§ **Set problem**
Beneath this task is a listing; retype all of it exactly.

§ **Data to use**
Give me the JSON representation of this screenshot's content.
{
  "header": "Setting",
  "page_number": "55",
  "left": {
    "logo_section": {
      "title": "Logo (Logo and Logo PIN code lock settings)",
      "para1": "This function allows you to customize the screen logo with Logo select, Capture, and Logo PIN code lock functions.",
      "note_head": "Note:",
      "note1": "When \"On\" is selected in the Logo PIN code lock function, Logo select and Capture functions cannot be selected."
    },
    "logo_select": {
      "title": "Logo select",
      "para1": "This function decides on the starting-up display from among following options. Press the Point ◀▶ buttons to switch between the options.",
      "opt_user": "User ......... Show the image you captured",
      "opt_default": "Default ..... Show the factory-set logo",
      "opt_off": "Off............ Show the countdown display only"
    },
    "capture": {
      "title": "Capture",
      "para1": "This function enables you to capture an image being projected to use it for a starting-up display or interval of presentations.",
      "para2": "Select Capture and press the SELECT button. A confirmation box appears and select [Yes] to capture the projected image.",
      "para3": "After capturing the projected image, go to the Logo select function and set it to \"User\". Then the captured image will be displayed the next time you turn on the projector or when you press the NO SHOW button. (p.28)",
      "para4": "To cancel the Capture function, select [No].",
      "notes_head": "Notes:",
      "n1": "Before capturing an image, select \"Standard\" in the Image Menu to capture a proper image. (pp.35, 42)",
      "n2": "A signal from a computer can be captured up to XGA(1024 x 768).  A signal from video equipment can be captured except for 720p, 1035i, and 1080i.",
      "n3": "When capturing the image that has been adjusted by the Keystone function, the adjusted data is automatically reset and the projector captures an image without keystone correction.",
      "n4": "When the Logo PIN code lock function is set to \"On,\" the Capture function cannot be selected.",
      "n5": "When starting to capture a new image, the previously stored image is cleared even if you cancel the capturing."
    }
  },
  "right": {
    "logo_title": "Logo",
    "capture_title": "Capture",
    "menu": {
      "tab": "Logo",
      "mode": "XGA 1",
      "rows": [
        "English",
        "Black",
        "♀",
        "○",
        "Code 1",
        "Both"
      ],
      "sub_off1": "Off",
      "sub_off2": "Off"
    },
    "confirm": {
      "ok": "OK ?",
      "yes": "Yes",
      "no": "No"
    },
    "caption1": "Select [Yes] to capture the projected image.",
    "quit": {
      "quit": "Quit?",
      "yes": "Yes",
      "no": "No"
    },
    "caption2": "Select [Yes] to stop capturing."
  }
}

§ **Written answer**
Give me the JSON representation of this screenshot's content.
{
  "header": "Setting",
  "page_number": "55",
  "left": {
    "logo_section": {
      "title": "Logo (Logo and Logo PIN code lock settings)",
      "para1": "This function allows you to customize the screen logo with Logo select, Capture, and Logo PIN code lock functions.",
      "note_head": "Note:",
      "note1": "When \"On\" is selected in the Logo PIN code lock function, Logo select and Capture functions cannot be selected."
    },
    "logo_select": {
      "title": "Logo select",
      "para1": "This function decides on the starting-up display from among following options. Press the Point ◀▶ buttons to switch between the options.",
      "opt_user": "User ......... Show the image you captured",
      "opt_default": "Default ..... Show the factory-set logo",
      "opt_off": "Off............ Show the countdown display only"
    },
    "capture": {
      "title": "Capture",
      "para1": "This function enables you to capture an image being projected to use it for a starting-up display or interval of presentations.",
      "para2": "Select Capture and press the SELECT button. A confirmation box appears and select [Yes] to capture the projected image.",
      "para3": "After capturing the projected image, go to the Logo select function and set it to \"User\". Then the captured image will be displayed the next time you turn on the projector or when you press the NO SHOW button. (p.28)",
      "para4": "To cancel the Capture function, select [No].",
      "notes_head": "Notes:",
      "n1": "Before capturing an image, select \"Standard\" in the Image Menu to capture a proper image. (pp.35, 42)",
      "n2": "A signal from a computer can be captured up to XGA(1024 x 768).  A signal from video equipment can be captured except for 720p, 1035i, and 1080i.",
      "n3": "When capturing the image that has been adjusted by the Keystone function, the adjusted data is automatically reset and the projector captures an image without keystone correction.",
      "n4": "When the Logo PIN code lock function is set to \"On,\" the Capture function cannot be selected.",
      "n5": "When starting to capture a new image, the previously stored image is cleared even if you cancel the capturing."
    }
  },
  "right": {
    "logo_title": "Logo",
    "capture_title": "Capture",
    "menu": {
      "tab": "Logo",
      "mode": "XGA 1",
      "rows": [
        "English",
        "Black",
        "♀",
        "○",
        "Code 1",
        "Both"
      ],
      "sub_off1": "Off",
      "sub_off2": "Off"
    },
    "confirm": {
      "ok": "OK ?",
      "yes": "Yes",
      "no": "No"
    },
    "caption1": "Select [Yes] to capture the projected image.",
    "quit": {
      "quit": "Quit?",
      "yes": "Yes",
      "no": "No"
    },
    "caption2": "Select [Yes] to stop capturing."
  }
}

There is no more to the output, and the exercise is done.